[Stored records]
○ ○ ○

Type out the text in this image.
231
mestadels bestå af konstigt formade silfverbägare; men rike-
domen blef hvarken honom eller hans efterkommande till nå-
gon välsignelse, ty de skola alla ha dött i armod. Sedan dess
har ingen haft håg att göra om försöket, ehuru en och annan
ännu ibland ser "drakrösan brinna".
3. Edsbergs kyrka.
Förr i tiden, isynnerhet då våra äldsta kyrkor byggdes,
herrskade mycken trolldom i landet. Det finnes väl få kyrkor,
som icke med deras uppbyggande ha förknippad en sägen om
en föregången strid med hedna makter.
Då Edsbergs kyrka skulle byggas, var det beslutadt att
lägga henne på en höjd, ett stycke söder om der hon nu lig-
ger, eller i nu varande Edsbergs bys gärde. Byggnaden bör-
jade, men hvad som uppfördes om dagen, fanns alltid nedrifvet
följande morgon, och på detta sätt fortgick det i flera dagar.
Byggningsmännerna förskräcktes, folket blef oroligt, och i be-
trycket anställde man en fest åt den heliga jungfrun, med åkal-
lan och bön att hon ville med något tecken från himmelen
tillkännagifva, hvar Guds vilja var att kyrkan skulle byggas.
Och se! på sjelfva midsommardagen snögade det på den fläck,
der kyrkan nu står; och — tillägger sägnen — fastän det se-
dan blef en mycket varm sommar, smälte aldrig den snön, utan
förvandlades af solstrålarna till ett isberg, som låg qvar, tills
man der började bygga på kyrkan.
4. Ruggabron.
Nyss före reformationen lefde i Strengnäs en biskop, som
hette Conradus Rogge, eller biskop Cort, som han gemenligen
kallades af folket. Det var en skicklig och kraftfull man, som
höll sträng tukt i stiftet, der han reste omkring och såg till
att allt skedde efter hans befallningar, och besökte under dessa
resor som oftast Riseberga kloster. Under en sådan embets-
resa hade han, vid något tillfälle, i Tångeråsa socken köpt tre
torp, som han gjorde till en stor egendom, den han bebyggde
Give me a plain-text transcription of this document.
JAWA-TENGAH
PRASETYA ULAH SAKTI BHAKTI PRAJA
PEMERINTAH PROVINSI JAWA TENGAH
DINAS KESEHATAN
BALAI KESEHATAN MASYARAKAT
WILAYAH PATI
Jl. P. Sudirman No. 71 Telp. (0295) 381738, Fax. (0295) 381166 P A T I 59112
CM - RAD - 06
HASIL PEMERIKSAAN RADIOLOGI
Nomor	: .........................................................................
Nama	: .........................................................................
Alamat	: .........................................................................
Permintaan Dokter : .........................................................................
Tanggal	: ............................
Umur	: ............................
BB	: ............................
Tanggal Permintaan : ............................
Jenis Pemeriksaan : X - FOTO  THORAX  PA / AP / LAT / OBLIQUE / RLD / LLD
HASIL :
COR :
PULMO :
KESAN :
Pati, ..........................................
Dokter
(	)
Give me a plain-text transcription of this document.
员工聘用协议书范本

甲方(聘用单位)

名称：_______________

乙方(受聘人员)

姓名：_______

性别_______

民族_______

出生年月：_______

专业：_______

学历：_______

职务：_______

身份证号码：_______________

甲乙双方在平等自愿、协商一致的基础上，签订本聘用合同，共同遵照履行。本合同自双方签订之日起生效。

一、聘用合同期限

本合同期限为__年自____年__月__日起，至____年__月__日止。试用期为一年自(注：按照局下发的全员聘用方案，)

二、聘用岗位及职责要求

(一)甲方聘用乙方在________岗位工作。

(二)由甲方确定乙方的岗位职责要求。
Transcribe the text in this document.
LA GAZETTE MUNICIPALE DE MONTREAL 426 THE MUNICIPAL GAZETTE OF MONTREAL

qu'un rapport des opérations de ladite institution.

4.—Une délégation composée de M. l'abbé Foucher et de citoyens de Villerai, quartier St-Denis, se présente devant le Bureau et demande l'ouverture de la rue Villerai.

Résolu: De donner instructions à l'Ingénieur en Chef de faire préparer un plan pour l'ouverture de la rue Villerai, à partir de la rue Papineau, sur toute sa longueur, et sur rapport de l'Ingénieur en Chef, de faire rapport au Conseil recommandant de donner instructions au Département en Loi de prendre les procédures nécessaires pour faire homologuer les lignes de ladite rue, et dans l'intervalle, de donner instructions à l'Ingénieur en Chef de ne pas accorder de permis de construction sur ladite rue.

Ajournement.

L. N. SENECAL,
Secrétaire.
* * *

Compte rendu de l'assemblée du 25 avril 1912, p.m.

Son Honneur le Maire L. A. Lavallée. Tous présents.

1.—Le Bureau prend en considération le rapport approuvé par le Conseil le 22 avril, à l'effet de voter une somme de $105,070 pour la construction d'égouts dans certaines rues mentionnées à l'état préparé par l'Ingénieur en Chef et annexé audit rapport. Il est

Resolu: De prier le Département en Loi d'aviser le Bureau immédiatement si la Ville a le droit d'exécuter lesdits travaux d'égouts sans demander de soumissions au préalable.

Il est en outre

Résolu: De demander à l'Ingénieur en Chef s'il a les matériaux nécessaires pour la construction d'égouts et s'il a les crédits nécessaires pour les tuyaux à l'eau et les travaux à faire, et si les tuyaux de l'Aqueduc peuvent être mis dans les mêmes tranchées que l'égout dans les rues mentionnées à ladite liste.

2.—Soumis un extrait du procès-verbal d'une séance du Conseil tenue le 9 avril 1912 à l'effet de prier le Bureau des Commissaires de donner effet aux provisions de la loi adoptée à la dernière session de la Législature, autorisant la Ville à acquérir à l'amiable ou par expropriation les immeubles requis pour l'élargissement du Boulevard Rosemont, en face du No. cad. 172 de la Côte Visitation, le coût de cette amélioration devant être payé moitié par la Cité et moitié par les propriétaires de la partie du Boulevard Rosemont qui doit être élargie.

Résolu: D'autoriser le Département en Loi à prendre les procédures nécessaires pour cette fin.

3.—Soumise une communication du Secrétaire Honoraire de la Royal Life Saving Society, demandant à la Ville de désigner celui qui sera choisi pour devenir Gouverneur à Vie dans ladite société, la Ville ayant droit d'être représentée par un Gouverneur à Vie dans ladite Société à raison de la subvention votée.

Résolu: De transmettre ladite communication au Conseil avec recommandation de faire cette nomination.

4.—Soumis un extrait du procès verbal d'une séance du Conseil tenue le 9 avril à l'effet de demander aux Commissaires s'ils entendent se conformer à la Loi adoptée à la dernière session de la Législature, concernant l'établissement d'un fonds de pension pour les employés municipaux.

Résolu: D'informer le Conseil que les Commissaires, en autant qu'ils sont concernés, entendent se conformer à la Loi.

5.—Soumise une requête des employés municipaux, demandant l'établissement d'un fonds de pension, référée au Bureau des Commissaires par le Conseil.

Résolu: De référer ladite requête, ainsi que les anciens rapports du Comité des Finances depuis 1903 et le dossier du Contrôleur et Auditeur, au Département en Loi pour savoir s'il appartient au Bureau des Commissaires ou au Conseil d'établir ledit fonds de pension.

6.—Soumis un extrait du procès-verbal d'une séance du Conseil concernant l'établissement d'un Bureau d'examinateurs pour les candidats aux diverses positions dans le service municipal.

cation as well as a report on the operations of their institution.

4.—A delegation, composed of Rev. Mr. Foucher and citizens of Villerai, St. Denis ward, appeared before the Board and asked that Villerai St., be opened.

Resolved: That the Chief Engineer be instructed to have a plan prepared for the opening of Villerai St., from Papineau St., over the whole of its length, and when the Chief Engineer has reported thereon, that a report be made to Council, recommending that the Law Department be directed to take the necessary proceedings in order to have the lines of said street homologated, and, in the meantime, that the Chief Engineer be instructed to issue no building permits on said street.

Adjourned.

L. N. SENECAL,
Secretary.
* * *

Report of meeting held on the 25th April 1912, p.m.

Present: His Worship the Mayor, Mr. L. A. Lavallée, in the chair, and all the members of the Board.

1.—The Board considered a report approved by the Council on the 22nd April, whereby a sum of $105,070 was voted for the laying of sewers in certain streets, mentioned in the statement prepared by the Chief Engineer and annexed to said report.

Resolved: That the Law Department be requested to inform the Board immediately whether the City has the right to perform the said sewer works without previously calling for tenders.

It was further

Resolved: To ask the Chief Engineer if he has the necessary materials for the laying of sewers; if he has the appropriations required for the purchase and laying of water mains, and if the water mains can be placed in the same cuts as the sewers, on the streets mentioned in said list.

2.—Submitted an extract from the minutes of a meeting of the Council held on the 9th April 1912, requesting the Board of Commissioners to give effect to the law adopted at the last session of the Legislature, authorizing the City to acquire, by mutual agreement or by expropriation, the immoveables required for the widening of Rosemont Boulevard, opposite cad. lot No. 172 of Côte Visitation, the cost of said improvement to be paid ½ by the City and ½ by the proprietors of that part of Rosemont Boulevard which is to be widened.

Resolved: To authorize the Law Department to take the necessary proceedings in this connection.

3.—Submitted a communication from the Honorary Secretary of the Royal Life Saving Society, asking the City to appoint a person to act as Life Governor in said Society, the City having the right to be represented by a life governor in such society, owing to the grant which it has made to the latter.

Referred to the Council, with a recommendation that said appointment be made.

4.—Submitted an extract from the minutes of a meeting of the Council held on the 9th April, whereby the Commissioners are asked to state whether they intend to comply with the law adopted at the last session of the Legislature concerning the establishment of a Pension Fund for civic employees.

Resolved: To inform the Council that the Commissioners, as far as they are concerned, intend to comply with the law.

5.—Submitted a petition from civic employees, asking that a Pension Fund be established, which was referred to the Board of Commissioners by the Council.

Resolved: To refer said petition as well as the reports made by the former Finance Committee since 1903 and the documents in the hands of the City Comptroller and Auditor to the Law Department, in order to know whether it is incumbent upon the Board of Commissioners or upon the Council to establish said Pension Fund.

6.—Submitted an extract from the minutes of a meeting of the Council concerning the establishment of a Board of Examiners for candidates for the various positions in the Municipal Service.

○ ○ ○

TO BE DONE ->
Find every line in the records above that holds the word "JAWA", and copy each one.

WORKED SOLUTION ->
JAWA-TENGAH
PEMERINTAH PROVINSI JAWA TENGAH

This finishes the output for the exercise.